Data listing
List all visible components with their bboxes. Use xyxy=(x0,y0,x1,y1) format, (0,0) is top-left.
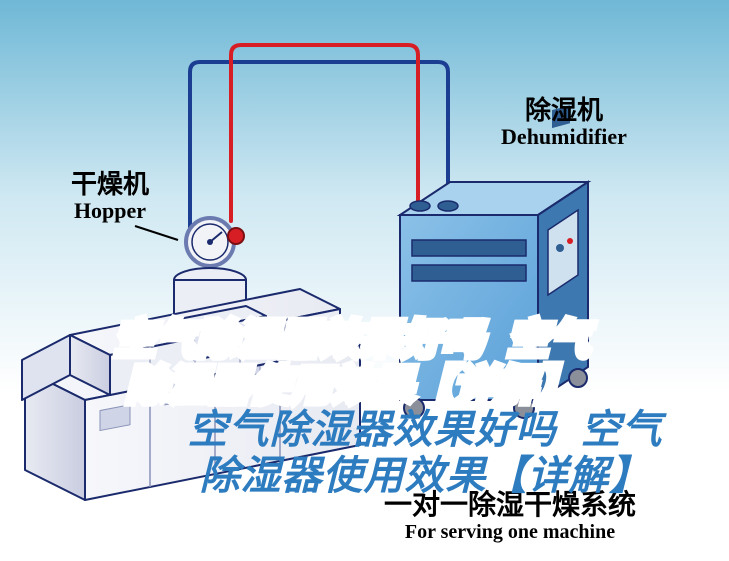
dehumidifier-label: 除湿机 Dehumidifier xyxy=(454,96,674,149)
system-title-en: For serving one machine xyxy=(320,521,700,543)
hopper-label: 干燥机 Hopper xyxy=(40,170,180,223)
pressure-gauge-icon xyxy=(186,218,234,266)
caster-icon xyxy=(514,398,534,418)
system-title-cn: 一对一除湿干燥系统 xyxy=(320,490,700,521)
dehumidifier-label-cn: 除湿机 xyxy=(454,96,674,125)
hopper-label-en: Hopper xyxy=(40,199,180,223)
dehumidifier-label-en: Dehumidifier xyxy=(454,125,674,149)
caster-icon xyxy=(569,369,587,387)
system-title: 一对一除湿干燥系统 For serving one machine xyxy=(320,490,700,543)
diagram-svg xyxy=(0,0,729,561)
hopper-label-cn: 干燥机 xyxy=(40,170,180,199)
diagram-stage: 干燥机 Hopper 除湿机 Dehumidifier 一对一除湿干燥系统 Fo… xyxy=(0,0,729,561)
caster-icon xyxy=(404,398,424,418)
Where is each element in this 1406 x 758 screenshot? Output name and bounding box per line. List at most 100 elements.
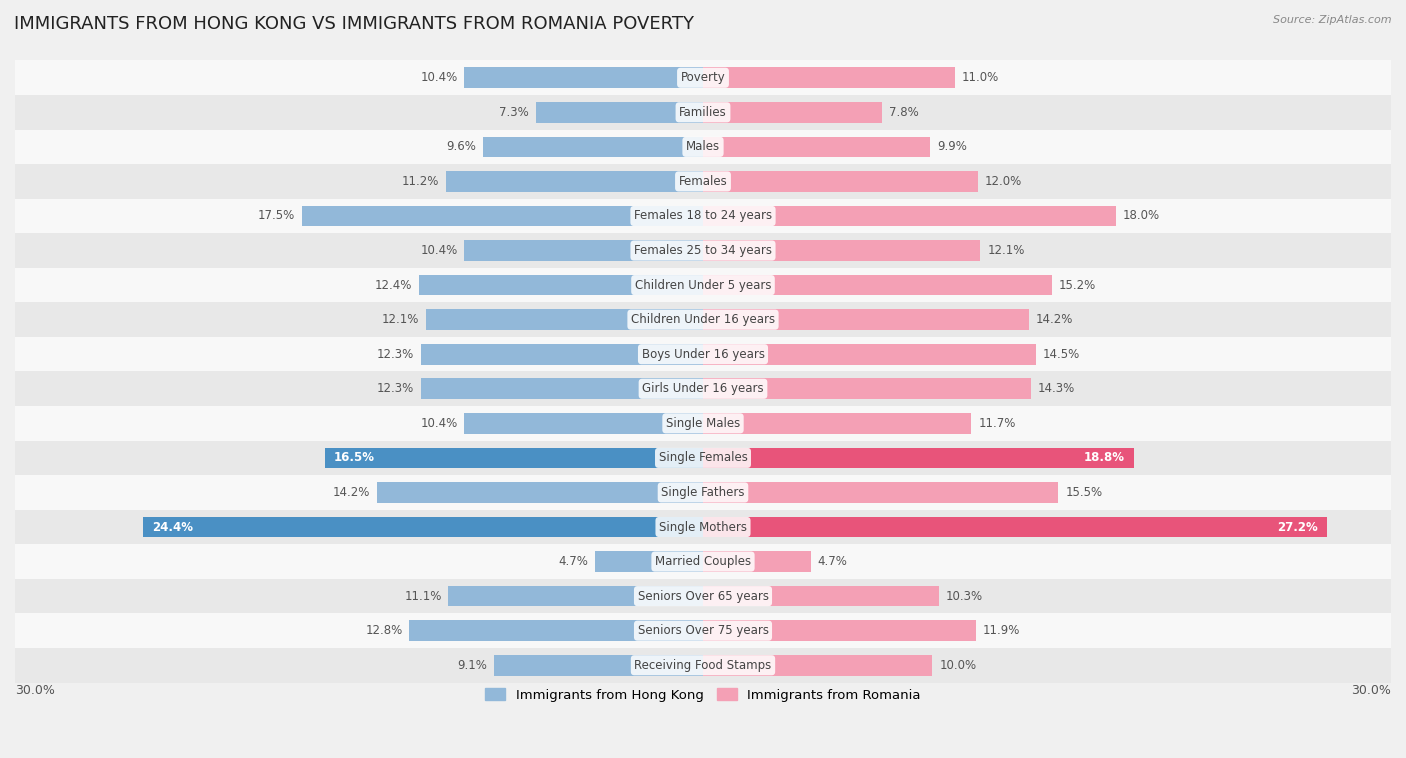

▸ TASK DETAILS
Rewrite all of the data above, swapping "bounding box" for "enclosing rectangle" and leaving everything else unchanged. Omit the pictures.

▸ CORRECT OUTPUT
List all visible components with their bboxes. Use xyxy=(x0,y0,x1,y1) format, (0,0) is top-left.
dehumidifier-label: 除湿机 Dehumidifier xyxy=(454,96,674,149)
system-title-en: For serving one machine xyxy=(320,521,700,543)
hopper-label: 干燥机 Hopper xyxy=(40,170,180,223)
pressure-gauge-icon xyxy=(186,218,234,266)
caster-icon xyxy=(514,398,534,418)
system-title-cn: 一对一除湿干燥系统 xyxy=(320,490,700,521)
dehumidifier-label-cn: 除湿机 xyxy=(454,96,674,125)
hopper-label-en: Hopper xyxy=(40,199,180,223)
dehumidifier-label-en: Dehumidifier xyxy=(454,125,674,149)
caster-icon xyxy=(569,369,587,387)
system-title: 一对一除湿干燥系统 For serving one machine xyxy=(320,490,700,543)
diagram-svg xyxy=(0,0,729,561)
hopper-label-cn: 干燥机 xyxy=(40,170,180,199)
diagram-stage: 干燥机 Hopper 除湿机 Dehumidifier 一对一除湿干燥系统 Fo… xyxy=(0,0,729,561)
caster-icon xyxy=(404,398,424,418)
Where is each element in this 1406 x 758 screenshot? Output name and enclosing rectangle per line. List at most 100 elements.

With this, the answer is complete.